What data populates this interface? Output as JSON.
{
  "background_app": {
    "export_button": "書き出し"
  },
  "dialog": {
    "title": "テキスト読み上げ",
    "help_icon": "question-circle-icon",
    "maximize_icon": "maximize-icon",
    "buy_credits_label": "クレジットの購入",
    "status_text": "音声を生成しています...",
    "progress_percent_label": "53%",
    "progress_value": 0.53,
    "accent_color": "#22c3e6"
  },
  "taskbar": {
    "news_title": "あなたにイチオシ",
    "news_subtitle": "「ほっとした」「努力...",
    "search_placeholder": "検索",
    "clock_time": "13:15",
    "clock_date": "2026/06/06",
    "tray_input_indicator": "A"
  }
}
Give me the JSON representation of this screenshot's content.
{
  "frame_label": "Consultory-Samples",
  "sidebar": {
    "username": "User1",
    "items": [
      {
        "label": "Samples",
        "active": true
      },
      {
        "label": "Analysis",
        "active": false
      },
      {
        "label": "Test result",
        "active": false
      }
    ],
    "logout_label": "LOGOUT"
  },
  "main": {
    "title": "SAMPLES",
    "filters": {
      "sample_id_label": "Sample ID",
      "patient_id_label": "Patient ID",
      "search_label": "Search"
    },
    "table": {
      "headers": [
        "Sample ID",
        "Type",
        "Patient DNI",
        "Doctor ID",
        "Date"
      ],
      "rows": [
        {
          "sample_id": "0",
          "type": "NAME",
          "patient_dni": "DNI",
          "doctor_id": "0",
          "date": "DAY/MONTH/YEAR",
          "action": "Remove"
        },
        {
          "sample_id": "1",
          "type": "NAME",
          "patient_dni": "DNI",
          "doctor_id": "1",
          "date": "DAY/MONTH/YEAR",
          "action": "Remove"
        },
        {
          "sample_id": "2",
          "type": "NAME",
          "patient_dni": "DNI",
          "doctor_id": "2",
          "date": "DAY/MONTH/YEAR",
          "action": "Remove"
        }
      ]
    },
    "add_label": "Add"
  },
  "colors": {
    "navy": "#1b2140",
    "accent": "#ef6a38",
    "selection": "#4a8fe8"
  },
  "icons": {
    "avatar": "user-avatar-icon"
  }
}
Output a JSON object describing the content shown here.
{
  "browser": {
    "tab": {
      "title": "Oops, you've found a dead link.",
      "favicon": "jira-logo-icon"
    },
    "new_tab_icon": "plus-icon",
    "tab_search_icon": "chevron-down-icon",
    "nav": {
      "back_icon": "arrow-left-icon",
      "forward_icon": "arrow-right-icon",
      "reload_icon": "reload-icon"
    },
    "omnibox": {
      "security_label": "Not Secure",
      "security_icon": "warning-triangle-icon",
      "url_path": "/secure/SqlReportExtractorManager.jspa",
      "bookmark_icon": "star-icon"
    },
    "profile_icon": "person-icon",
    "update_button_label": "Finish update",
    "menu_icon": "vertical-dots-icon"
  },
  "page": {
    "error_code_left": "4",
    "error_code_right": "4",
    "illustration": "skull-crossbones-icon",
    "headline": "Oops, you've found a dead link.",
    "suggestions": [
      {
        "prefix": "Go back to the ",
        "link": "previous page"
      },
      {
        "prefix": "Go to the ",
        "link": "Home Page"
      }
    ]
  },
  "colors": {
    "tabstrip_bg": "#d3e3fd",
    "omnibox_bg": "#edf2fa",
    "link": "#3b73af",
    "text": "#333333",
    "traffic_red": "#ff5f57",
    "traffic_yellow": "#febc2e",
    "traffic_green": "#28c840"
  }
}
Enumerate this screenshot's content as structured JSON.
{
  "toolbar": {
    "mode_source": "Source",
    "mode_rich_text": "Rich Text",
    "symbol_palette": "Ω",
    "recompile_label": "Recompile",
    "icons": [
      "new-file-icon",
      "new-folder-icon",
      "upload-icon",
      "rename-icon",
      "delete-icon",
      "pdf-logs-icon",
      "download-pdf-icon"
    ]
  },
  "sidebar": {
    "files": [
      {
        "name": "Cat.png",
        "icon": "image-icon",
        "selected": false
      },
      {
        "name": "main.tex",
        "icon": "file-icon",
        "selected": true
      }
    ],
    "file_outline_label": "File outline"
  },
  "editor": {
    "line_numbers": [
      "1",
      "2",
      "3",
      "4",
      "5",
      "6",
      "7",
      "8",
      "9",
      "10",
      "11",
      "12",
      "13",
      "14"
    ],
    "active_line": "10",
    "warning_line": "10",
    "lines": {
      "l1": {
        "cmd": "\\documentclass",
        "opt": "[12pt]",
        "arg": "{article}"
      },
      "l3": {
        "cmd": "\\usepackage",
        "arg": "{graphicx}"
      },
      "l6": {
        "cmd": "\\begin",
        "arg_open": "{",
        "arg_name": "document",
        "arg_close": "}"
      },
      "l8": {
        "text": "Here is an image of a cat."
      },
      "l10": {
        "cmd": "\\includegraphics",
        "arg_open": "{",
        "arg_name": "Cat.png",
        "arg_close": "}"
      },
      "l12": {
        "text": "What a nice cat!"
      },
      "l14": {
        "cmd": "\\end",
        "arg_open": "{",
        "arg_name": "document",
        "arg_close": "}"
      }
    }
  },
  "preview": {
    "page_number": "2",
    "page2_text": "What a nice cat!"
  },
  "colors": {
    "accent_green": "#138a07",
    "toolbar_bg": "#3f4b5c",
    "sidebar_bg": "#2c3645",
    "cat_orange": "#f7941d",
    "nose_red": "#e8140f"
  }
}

_ _ _ _ _ _ _

THE EXERCISE:
Copy each entry exactly, with nothing added or dropped.

SOLVED EXERCISE:
What data populates this interface? Output as JSON.
{
  "background_app": {
    "export_button": "書き出し"
  },
  "dialog": {
    "title": "テキスト読み上げ",
    "help_icon": "question-circle-icon",
    "maximize_icon": "maximize-icon",
    "buy_credits_label": "クレジットの購入",
    "status_text": "音声を生成しています...",
    "progress_percent_label": "53%",
    "progress_value": 0.53,
    "accent_color": "#22c3e6"
  },
  "taskbar": {
    "news_title": "あなたにイチオシ",
    "news_subtitle": "「ほっとした」「努力...",
    "search_placeholder": "検索",
    "clock_time": "13:15",
    "clock_date": "2026/06/06",
    "tray_input_indicator": "A"
  }
}
Give me the JSON representation of this screenshot's content.
{
  "frame_label": "Consultory-Samples",
  "sidebar": {
    "username": "User1",
    "items": [
      {
        "label": "Samples",
        "active": true
      },
      {
        "label": "Analysis",
        "active": false
      },
      {
        "label": "Test result",
        "active": false
      }
    ],
    "logout_label": "LOGOUT"
  },
  "main": {
    "title": "SAMPLES",
    "filters": {
      "sample_id_label": "Sample ID",
      "patient_id_label": "Patient ID",
      "search_label": "Search"
    },
    "table": {
      "headers": [
        "Sample ID",
        "Type",
        "Patient DNI",
        "Doctor ID",
        "Date"
      ],
      "rows": [
        {
          "sample_id": "0",
          "type": "NAME",
          "patient_dni": "DNI",
          "doctor_id": "0",
          "date": "DAY/MONTH/YEAR",
          "action": "Remove"
        },
        {
          "sample_id": "1",
          "type": "NAME",
          "patient_dni": "DNI",
          "doctor_id": "1",
          "date": "DAY/MONTH/YEAR",
          "action": "Remove"
        },
        {
          "sample_id": "2",
          "type": "NAME",
          "patient_dni": "DNI",
          "doctor_id": "2",
          "date": "DAY/MONTH/YEAR",
          "action": "Remove"
        }
      ]
    },
    "add_label": "Add"
  },
  "colors": {
    "navy": "#1b2140",
    "accent": "#ef6a38",
    "selection": "#4a8fe8"
  },
  "icons": {
    "avatar": "user-avatar-icon"
  }
}
Output a JSON object describing the content shown here.
{
  "browser": {
    "tab": {
      "title": "Oops, you've found a dead link.",
      "favicon": "jira-logo-icon"
    },
    "new_tab_icon": "plus-icon",
    "tab_search_icon": "chevron-down-icon",
    "nav": {
      "back_icon": "arrow-left-icon",
      "forward_icon": "arrow-right-icon",
      "reload_icon": "reload-icon"
    },
    "omnibox": {
      "security_label": "Not Secure",
      "security_icon": "warning-triangle-icon",
      "url_path": "/secure/SqlReportExtractorManager.jspa",
      "bookmark_icon": "star-icon"
    },
    "profile_icon": "person-icon",
    "update_button_label": "Finish update",
    "menu_icon": "vertical-dots-icon"
  },
  "page": {
    "error_code_left": "4",
    "error_code_right": "4",
    "illustration": "skull-crossbones-icon",
    "headline": "Oops, you've found a dead link.",
    "suggestions": [
      {
        "prefix": "Go back to the ",
        "link": "previous page"
      },
      {
        "prefix": "Go to the ",
        "link": "Home Page"
      }
    ]
  },
  "colors": {
    "tabstrip_bg": "#d3e3fd",
    "omnibox_bg": "#edf2fa",
    "link": "#3b73af",
    "text": "#333333",
    "traffic_red": "#ff5f57",
    "traffic_yellow": "#febc2e",
    "traffic_green": "#28c840"
  }
}
Enumerate this screenshot's content as structured JSON.
{
  "toolbar": {
    "mode_source": "Source",
    "mode_rich_text": "Rich Text",
    "symbol_palette": "Ω",
    "recompile_label": "Recompile",
    "icons": [
      "new-file-icon",
      "new-folder-icon",
      "upload-icon",
      "rename-icon",
      "delete-icon",
      "pdf-logs-icon",
      "download-pdf-icon"
    ]
  },
  "sidebar": {
    "files": [
      {
        "name": "Cat.png",
        "icon": "image-icon",
        "selected": false
      },
      {
        "name": "main.tex",
        "icon": "file-icon",
        "selected": true
      }
    ],
    "file_outline_label": "File outline"
  },
  "editor": {
    "line_numbers": [
      "1",
      "2",
      "3",
      "4",
      "5",
      "6",
      "7",
      "8",
      "9",
      "10",
      "11",
      "12",
      "13",
      "14"
    ],
    "active_line": "10",
    "warning_line": "10",
    "lines": {
      "l1": {
        "cmd": "\\documentclass",
        "opt": "[12pt]",
        "arg": "{article}"
      },
      "l3": {
        "cmd": "\\usepackage",
        "arg": "{graphicx}"
      },
      "l6": {
        "cmd": "\\begin",
        "arg_open": "{",
        "arg_name": "document",
        "arg_close": "}"
      },
      "l8": {
        "text": "Here is an image of a cat."
      },
      "l10": {
        "cmd": "\\includegraphics",
        "arg_open": "{",
        "arg_name": "Cat.png",
        "arg_close": "}"
      },
      "l12": {
        "text": "What a nice cat!"
      },
      "l14": {
        "cmd": "\\end",
        "arg_open": "{",
        "arg_name": "document",
        "arg_close": "}"
      }
    }
  },
  "preview": {
    "page_number": "2",
    "page2_text": "What a nice cat!"
  },
  "colors": {
    "accent_green": "#138a07",
    "toolbar_bg": "#3f4b5c",
    "sidebar_bg": "#2c3645",
    "cat_orange": "#f7941d",
    "nose_red": "#e8140f"
  }
}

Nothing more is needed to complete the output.